(Data entries)
## start
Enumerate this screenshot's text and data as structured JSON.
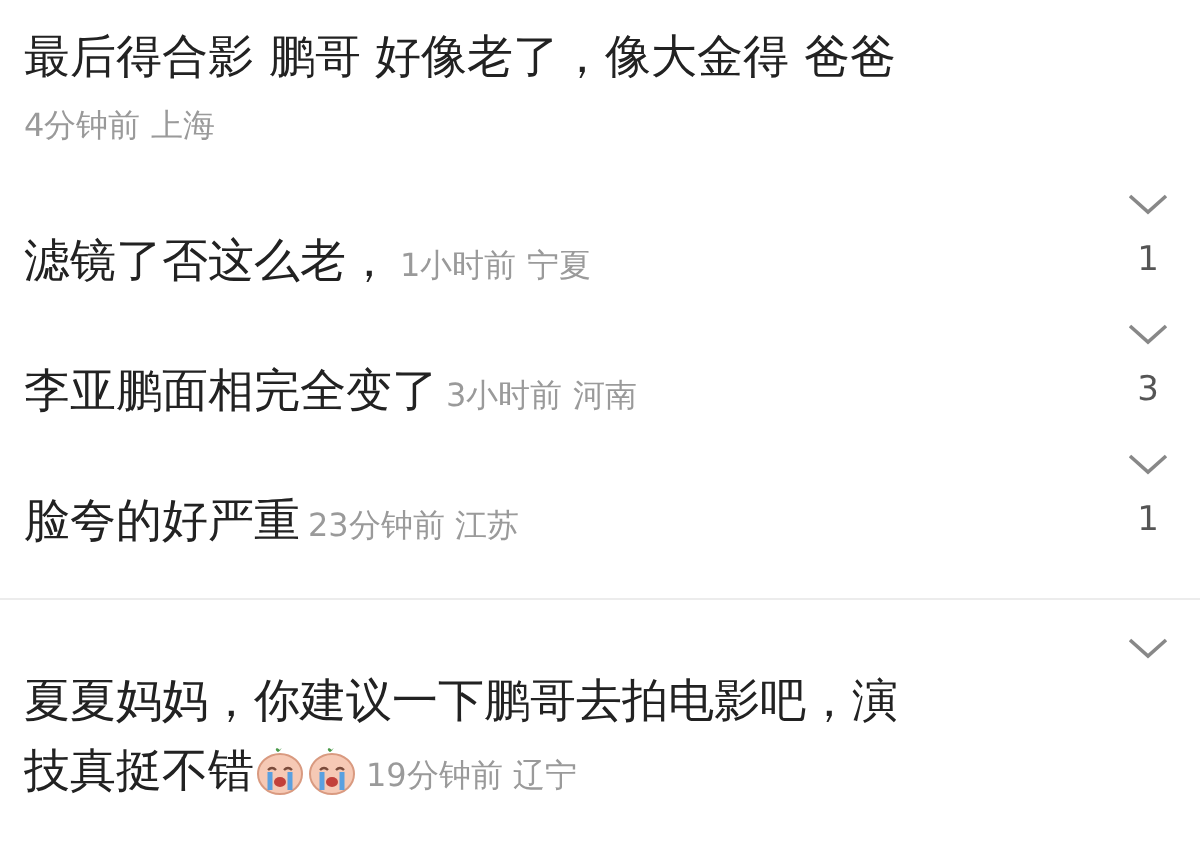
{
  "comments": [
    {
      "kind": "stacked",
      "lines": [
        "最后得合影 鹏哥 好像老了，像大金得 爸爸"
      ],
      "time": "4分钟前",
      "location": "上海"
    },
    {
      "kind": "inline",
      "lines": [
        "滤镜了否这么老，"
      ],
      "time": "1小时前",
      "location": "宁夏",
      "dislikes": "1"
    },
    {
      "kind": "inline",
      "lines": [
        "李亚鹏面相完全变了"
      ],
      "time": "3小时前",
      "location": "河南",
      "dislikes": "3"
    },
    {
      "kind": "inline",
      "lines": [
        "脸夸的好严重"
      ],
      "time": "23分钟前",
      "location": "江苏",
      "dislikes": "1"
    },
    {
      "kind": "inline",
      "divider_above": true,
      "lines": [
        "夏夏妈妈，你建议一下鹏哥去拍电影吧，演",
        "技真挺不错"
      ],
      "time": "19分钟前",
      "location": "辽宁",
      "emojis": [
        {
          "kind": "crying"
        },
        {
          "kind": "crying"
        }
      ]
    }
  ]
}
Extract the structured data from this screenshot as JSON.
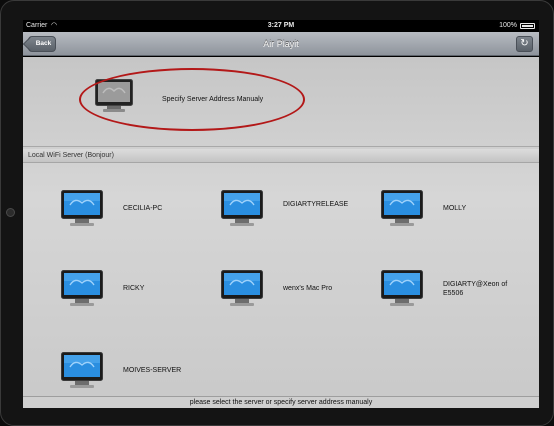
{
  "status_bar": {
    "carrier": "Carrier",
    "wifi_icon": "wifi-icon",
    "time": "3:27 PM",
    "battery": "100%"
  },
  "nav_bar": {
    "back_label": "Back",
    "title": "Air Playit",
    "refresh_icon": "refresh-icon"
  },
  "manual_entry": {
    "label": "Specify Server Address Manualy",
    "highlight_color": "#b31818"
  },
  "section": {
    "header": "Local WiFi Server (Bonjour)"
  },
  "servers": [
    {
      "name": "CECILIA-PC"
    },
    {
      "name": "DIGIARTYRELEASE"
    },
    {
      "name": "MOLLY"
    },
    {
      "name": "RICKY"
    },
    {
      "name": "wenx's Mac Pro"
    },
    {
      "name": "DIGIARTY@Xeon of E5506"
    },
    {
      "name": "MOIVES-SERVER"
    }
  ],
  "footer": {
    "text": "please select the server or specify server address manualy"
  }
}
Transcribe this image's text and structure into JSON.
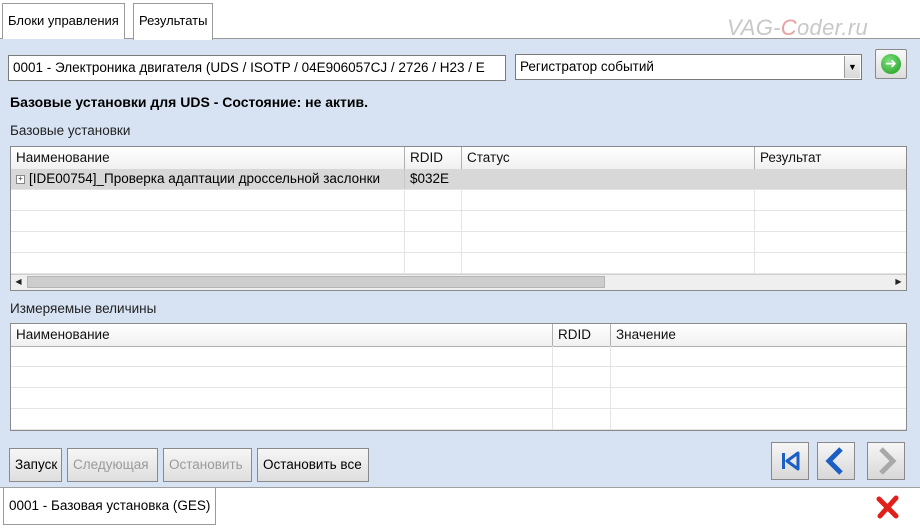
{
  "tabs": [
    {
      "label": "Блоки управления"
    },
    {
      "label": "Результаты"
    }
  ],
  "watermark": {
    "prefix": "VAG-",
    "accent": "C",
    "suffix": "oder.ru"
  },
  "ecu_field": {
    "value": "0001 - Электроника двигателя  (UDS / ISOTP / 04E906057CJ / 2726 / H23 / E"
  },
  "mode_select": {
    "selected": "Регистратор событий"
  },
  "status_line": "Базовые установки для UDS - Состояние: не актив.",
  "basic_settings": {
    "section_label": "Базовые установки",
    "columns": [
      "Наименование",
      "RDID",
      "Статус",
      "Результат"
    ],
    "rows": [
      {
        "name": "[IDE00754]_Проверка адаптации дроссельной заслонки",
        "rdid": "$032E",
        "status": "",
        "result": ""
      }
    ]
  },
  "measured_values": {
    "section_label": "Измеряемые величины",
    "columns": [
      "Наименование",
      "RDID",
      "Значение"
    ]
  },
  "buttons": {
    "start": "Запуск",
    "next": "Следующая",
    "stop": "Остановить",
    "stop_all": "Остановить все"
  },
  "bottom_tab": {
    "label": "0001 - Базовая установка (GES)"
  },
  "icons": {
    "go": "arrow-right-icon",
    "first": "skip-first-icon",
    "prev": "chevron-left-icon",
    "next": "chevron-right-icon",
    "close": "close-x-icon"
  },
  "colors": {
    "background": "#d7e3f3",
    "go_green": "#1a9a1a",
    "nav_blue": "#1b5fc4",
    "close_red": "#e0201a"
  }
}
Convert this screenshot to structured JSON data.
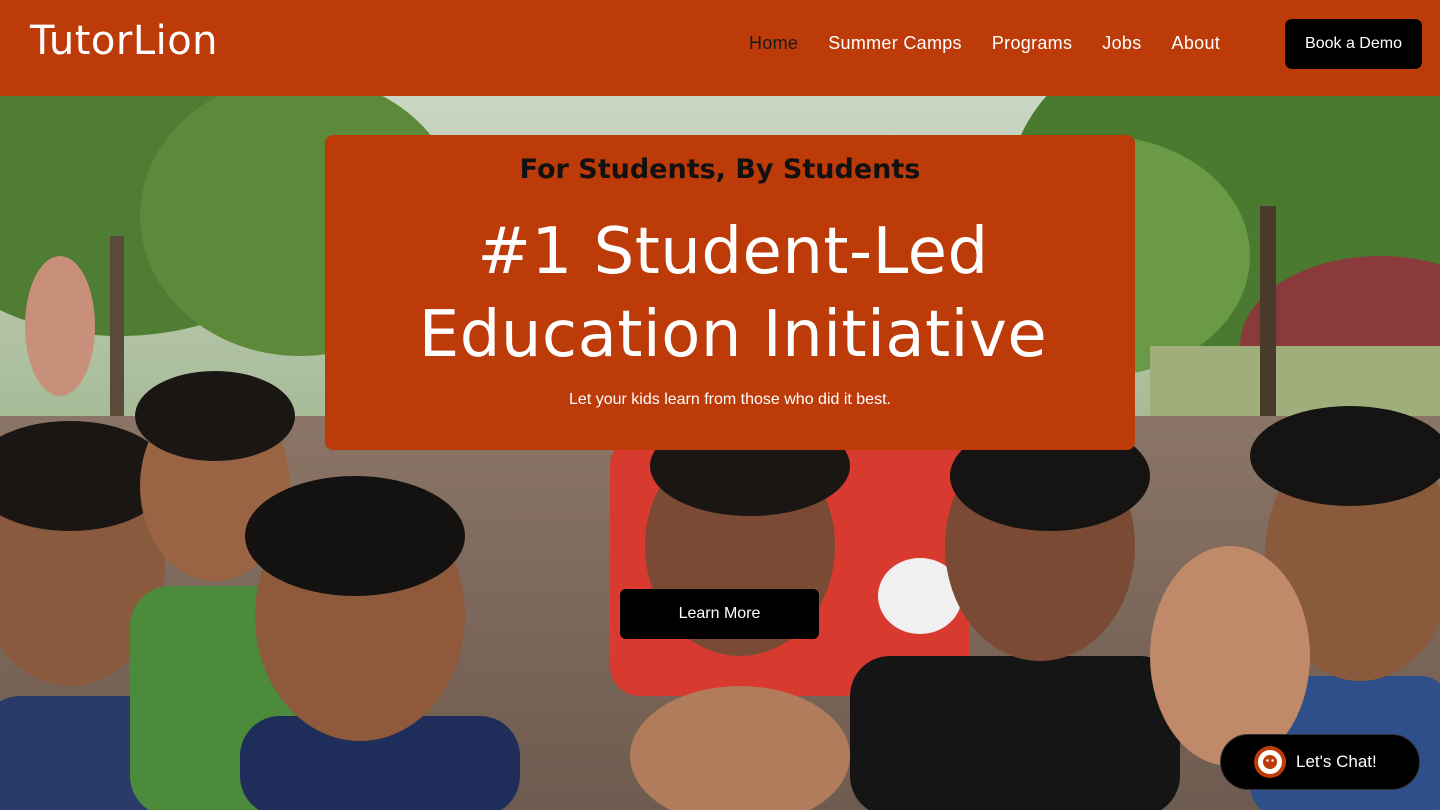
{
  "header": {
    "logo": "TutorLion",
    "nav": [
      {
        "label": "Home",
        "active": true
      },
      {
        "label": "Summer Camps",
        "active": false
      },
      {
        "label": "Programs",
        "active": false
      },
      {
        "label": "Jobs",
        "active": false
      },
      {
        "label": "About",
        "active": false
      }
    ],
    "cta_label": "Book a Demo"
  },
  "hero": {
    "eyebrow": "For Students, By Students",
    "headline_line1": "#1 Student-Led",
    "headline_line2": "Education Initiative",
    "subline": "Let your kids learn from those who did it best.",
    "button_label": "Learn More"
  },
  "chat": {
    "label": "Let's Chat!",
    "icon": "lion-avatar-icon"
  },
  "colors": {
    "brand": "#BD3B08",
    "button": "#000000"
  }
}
## end
◆ THE REQUEST
Scan the listing above. Collect all lines with the word "Остановить".

◆ ANSWER TO THIS EXERCISE
    "stop": "Остановить",
    "stop_all": "Остановить все"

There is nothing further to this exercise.